**Written task**
Only the number is wanted: how many lines hold the word "automatically"?

========================================

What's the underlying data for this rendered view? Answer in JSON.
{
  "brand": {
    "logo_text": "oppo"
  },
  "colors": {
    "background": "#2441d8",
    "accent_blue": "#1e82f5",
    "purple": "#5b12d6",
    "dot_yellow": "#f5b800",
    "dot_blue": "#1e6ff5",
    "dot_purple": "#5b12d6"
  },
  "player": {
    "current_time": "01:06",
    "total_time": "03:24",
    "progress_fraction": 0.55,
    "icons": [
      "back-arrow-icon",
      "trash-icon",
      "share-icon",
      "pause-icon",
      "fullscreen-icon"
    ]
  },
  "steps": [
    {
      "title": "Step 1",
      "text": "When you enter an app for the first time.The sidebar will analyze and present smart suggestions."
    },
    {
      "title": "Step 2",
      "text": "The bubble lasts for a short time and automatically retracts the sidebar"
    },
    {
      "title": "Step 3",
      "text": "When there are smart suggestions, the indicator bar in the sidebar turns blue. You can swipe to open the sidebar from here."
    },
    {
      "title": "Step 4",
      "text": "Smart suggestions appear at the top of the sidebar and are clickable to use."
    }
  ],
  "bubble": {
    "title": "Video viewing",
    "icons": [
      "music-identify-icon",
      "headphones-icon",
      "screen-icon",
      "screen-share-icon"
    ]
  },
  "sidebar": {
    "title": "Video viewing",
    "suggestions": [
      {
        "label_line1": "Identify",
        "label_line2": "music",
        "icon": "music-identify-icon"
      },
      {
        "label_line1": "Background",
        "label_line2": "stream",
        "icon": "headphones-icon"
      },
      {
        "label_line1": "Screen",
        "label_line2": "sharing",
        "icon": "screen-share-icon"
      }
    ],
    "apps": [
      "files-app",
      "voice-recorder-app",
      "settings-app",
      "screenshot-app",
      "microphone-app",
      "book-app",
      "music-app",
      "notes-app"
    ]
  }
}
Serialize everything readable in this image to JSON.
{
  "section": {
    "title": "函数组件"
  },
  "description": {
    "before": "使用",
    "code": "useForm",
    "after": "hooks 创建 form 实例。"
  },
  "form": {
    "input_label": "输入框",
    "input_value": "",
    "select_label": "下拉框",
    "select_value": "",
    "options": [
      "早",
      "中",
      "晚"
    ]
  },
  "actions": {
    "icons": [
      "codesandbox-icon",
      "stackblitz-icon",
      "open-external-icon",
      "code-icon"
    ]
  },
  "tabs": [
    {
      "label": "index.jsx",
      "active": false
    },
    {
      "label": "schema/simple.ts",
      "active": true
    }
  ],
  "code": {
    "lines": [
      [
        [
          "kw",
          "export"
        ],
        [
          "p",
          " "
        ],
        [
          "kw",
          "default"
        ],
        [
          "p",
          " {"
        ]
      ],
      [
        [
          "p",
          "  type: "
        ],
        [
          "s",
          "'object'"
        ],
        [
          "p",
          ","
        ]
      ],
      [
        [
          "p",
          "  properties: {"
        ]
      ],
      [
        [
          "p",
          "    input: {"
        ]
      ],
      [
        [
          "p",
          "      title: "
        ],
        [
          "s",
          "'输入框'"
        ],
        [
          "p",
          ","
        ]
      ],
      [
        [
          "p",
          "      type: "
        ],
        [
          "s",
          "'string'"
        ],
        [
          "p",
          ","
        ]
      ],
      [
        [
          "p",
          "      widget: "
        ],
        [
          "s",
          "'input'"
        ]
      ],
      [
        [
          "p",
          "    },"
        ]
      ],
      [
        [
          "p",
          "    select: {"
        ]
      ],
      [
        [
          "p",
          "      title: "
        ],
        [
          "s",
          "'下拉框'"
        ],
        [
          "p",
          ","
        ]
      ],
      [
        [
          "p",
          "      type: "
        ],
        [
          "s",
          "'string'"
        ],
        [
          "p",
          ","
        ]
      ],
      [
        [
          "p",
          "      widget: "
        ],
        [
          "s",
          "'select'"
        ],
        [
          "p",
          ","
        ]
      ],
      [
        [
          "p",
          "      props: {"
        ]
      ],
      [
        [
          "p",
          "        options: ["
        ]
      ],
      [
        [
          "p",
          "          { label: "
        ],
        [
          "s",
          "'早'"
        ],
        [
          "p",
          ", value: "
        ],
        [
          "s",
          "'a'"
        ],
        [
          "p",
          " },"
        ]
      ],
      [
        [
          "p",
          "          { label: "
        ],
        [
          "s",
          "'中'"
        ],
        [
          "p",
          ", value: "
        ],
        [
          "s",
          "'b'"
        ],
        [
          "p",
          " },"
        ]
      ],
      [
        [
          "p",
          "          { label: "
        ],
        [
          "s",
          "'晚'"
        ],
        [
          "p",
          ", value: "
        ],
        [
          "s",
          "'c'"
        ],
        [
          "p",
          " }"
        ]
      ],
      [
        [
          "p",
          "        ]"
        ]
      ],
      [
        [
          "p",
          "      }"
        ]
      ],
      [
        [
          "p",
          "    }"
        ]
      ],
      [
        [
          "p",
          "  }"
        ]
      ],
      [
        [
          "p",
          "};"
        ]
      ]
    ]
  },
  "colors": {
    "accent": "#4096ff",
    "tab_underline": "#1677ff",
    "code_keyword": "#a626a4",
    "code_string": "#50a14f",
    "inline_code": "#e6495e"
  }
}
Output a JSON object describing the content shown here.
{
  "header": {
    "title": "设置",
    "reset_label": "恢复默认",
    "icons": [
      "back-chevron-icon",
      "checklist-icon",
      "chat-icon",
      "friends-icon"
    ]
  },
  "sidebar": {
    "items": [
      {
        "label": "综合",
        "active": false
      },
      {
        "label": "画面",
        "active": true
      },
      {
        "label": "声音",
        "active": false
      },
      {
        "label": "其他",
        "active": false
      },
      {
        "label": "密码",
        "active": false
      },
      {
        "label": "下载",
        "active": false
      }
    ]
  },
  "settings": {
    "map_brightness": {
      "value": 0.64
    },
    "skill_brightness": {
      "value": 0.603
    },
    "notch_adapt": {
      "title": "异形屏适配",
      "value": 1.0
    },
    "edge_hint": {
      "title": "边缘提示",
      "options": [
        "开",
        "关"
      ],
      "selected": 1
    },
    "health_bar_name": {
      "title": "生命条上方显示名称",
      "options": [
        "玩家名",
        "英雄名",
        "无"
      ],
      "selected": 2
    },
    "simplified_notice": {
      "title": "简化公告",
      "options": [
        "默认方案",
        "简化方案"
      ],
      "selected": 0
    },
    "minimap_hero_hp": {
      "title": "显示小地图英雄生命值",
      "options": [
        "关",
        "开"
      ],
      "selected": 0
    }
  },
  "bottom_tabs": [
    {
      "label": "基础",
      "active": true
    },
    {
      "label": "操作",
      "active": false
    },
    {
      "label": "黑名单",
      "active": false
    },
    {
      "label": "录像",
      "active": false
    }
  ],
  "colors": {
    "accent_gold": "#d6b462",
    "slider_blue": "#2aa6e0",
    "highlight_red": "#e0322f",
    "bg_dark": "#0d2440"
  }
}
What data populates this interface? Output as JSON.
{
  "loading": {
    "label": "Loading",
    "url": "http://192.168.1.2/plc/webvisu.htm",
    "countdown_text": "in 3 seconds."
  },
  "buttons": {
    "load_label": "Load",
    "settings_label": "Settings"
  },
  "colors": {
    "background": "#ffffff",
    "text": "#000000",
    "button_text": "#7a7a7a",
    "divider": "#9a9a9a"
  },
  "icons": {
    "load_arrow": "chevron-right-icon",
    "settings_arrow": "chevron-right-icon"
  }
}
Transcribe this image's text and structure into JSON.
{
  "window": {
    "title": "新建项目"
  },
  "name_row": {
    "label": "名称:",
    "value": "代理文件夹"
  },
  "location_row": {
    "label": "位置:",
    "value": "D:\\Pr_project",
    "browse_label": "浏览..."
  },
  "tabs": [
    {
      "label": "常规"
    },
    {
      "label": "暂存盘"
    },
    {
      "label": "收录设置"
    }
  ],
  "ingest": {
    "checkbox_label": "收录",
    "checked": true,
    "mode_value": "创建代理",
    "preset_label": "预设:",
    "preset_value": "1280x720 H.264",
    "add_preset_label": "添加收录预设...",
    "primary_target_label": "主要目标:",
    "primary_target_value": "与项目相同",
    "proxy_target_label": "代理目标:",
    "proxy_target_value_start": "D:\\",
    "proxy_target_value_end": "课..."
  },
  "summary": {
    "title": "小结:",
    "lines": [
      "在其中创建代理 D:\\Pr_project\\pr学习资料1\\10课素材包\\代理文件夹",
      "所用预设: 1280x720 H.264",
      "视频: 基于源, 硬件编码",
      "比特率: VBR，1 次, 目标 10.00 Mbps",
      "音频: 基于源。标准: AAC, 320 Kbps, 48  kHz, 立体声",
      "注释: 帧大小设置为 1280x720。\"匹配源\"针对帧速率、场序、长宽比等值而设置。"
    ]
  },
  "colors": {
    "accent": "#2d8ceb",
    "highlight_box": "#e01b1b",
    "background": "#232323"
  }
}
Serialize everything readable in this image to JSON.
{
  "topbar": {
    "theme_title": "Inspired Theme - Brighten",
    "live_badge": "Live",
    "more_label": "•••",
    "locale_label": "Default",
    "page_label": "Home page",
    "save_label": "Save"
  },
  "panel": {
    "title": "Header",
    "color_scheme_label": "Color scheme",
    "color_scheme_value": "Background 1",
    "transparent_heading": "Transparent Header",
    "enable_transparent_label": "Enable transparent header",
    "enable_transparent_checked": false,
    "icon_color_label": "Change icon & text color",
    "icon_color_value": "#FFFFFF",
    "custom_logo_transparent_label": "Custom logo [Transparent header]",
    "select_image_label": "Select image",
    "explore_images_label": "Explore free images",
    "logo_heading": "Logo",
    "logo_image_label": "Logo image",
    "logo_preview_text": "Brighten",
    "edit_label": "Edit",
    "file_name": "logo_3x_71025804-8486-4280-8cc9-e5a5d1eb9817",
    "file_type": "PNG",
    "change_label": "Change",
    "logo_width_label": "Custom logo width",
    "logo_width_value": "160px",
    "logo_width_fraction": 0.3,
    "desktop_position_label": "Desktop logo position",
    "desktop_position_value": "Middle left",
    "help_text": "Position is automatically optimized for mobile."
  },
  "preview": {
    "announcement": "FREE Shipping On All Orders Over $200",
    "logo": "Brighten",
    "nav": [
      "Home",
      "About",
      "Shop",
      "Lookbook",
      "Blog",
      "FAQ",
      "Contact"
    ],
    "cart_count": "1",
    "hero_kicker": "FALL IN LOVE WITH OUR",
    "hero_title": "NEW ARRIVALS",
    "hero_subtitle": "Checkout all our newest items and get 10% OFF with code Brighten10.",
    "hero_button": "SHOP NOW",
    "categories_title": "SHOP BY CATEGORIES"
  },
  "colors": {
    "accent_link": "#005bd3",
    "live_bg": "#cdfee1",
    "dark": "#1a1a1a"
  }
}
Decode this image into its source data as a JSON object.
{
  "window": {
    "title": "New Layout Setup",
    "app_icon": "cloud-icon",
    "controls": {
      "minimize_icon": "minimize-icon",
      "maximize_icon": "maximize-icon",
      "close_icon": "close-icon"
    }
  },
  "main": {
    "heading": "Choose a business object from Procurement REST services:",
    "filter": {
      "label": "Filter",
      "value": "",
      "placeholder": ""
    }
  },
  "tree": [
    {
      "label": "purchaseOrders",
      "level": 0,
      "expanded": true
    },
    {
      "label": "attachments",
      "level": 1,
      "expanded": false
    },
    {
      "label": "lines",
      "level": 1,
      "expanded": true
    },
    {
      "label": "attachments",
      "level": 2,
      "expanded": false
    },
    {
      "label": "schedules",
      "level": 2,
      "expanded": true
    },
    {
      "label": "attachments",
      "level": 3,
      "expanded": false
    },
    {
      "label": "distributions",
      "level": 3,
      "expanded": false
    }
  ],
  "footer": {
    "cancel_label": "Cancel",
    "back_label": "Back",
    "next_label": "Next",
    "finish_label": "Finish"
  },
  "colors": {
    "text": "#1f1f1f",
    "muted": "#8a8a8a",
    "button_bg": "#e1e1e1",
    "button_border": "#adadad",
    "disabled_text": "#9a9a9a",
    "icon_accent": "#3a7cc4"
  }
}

========================================

**Full response**
2